=== TASK PROMPT ===
Identify all lines below that hold "true" and collect them.

[Collected data]
»»

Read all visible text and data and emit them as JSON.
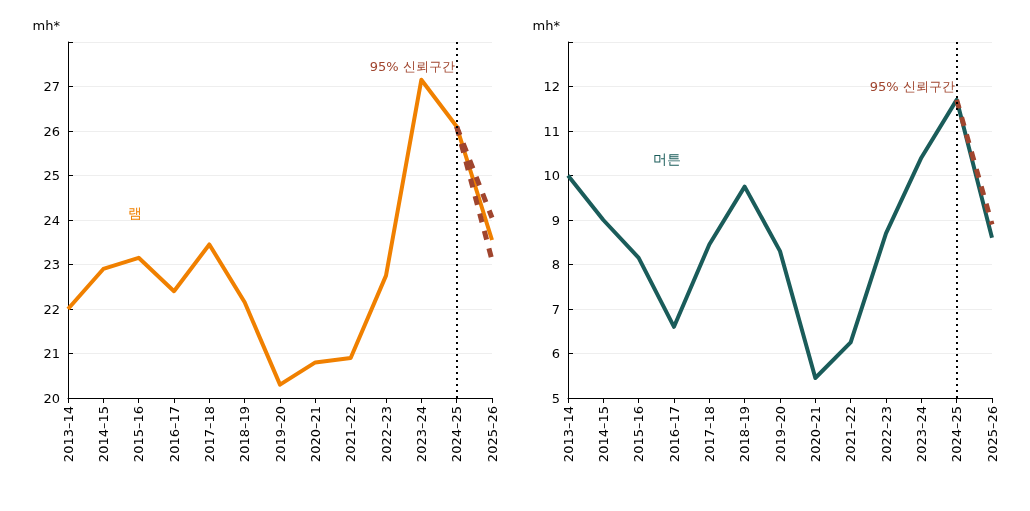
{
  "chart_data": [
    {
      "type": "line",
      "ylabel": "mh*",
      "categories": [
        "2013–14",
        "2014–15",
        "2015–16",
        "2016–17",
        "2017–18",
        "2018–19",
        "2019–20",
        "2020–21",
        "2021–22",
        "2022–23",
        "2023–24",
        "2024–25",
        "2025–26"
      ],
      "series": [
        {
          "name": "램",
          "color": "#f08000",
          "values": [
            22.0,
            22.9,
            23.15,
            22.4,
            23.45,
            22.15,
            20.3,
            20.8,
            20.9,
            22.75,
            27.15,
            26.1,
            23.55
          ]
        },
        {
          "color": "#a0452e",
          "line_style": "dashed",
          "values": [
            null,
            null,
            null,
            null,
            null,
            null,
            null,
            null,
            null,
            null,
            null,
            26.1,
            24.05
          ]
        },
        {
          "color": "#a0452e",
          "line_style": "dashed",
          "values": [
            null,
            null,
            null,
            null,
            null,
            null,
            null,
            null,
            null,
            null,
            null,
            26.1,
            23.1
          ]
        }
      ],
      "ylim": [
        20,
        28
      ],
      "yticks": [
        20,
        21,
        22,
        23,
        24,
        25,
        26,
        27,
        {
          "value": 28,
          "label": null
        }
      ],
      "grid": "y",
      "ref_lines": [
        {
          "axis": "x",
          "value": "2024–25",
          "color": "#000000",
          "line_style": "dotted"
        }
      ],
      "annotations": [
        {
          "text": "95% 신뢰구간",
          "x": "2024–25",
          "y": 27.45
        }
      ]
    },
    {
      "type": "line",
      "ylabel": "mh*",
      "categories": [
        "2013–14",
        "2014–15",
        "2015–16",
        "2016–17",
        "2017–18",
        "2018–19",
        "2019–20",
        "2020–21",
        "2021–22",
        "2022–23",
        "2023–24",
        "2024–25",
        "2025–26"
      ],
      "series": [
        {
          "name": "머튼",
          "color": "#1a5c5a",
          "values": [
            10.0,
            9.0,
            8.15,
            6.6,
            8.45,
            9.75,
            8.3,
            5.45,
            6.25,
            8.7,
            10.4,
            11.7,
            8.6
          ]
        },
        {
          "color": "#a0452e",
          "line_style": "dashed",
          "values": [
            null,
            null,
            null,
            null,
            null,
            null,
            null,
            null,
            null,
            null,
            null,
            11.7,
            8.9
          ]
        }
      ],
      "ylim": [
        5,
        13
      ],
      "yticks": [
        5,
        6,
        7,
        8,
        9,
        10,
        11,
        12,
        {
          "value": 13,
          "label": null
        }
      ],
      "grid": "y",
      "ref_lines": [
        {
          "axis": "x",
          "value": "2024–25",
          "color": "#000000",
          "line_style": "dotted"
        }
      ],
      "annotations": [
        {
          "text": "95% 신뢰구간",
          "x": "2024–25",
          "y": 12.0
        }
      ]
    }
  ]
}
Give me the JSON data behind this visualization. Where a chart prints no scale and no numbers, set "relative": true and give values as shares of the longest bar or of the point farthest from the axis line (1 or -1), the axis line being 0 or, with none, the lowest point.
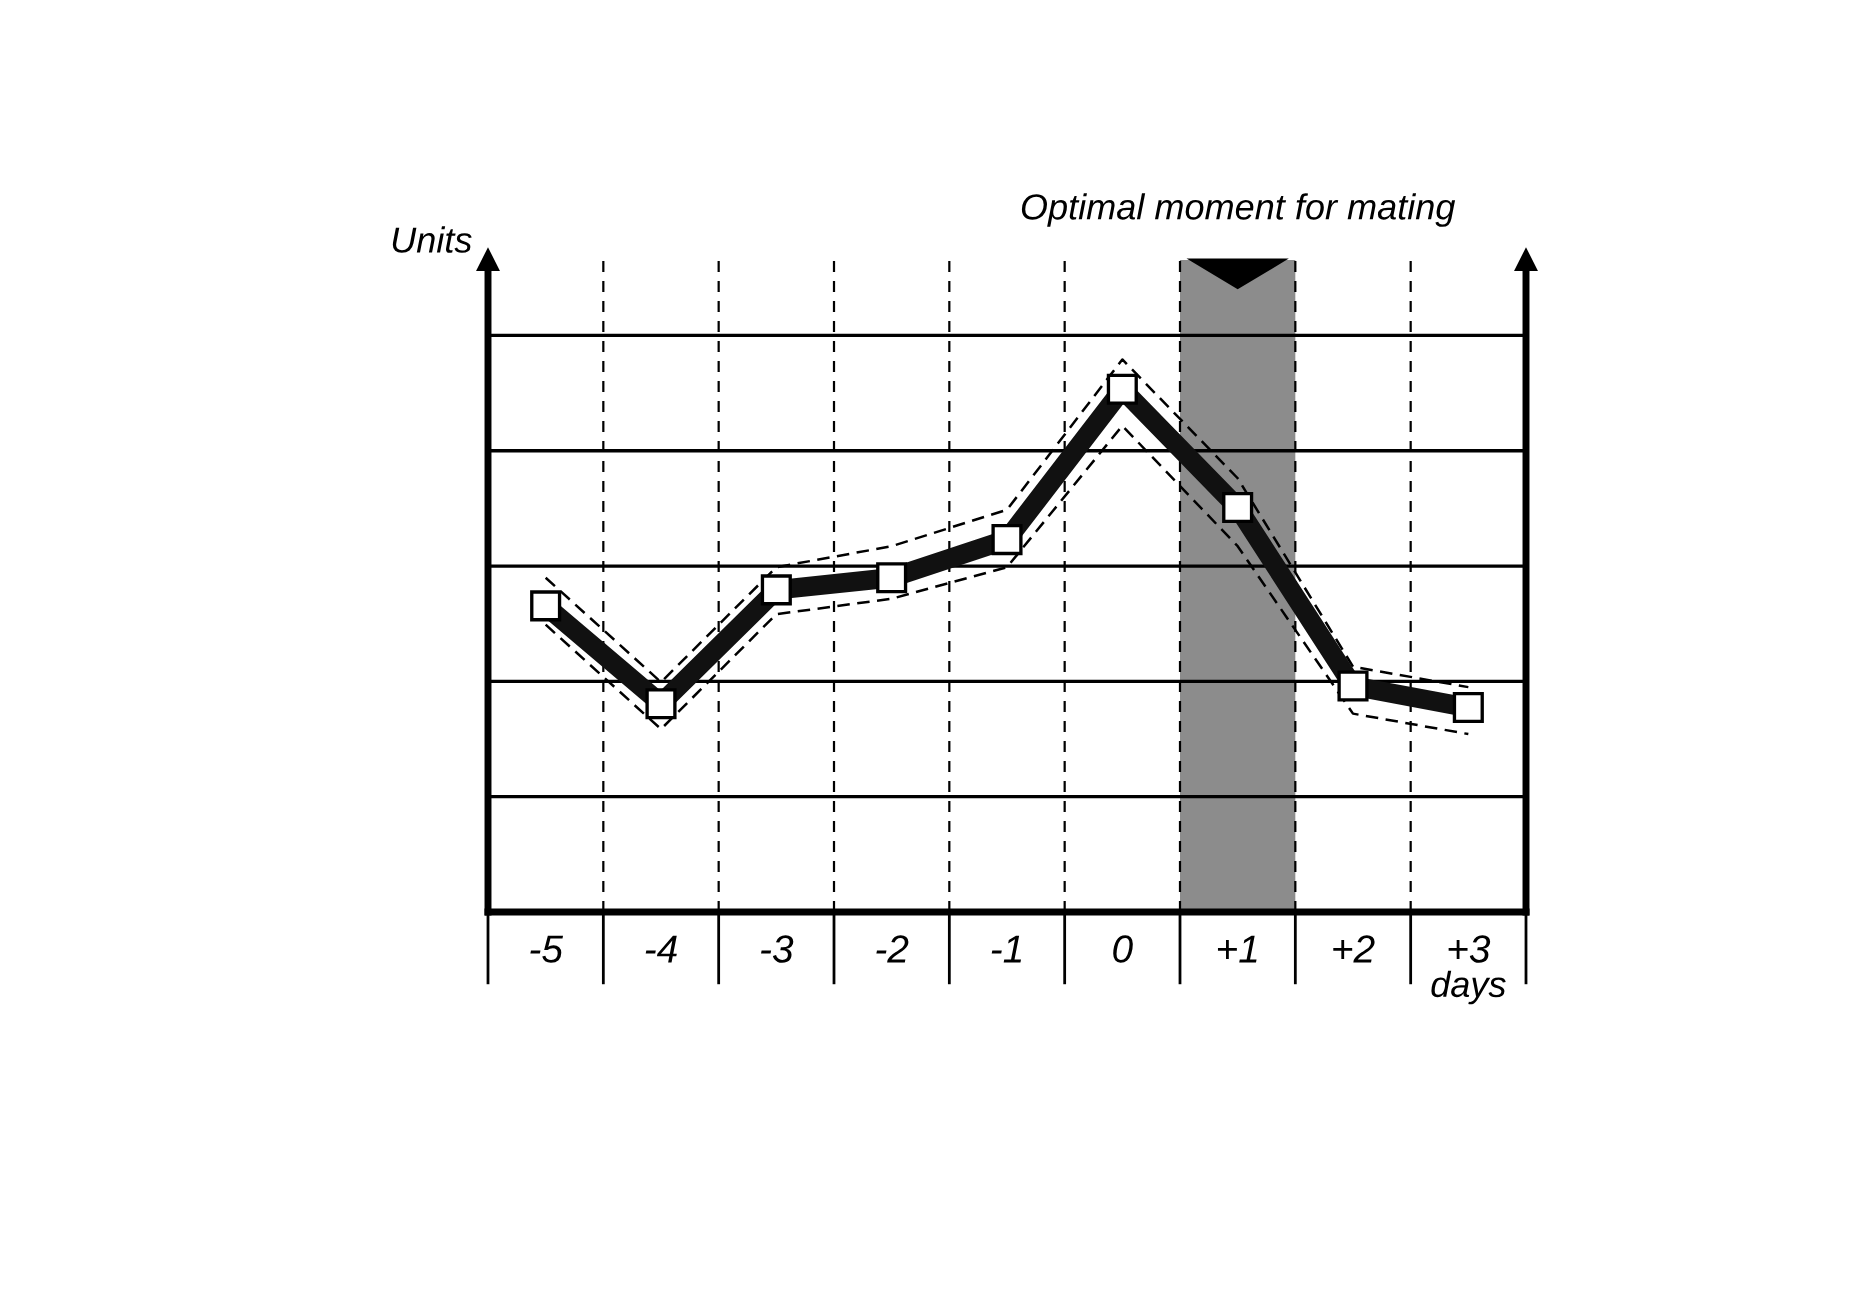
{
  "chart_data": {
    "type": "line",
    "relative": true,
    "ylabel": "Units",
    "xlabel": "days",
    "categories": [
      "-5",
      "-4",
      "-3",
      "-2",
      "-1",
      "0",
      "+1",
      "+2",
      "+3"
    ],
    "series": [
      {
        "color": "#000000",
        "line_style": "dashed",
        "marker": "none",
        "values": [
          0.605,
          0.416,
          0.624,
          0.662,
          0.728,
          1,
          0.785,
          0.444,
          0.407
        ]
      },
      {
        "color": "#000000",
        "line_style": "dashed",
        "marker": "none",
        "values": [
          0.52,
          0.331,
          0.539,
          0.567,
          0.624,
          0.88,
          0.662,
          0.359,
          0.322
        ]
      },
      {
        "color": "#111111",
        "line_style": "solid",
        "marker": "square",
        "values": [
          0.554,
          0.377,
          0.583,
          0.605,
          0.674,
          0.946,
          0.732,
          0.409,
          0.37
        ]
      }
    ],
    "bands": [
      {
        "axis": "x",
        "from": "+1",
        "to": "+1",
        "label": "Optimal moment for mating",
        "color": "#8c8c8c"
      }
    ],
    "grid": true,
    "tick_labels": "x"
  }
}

««

=== FULL OUTPUT ===
Give me the JSON data behind this visualization. Where a chart prints no scale and no numbers, set "relative": true and give values as shares of the longest bar or of the point farthest from the axis line (1 or -1), the axis line being 0 or, with none, the lowest point.
    "relative": true,
    "grid": true,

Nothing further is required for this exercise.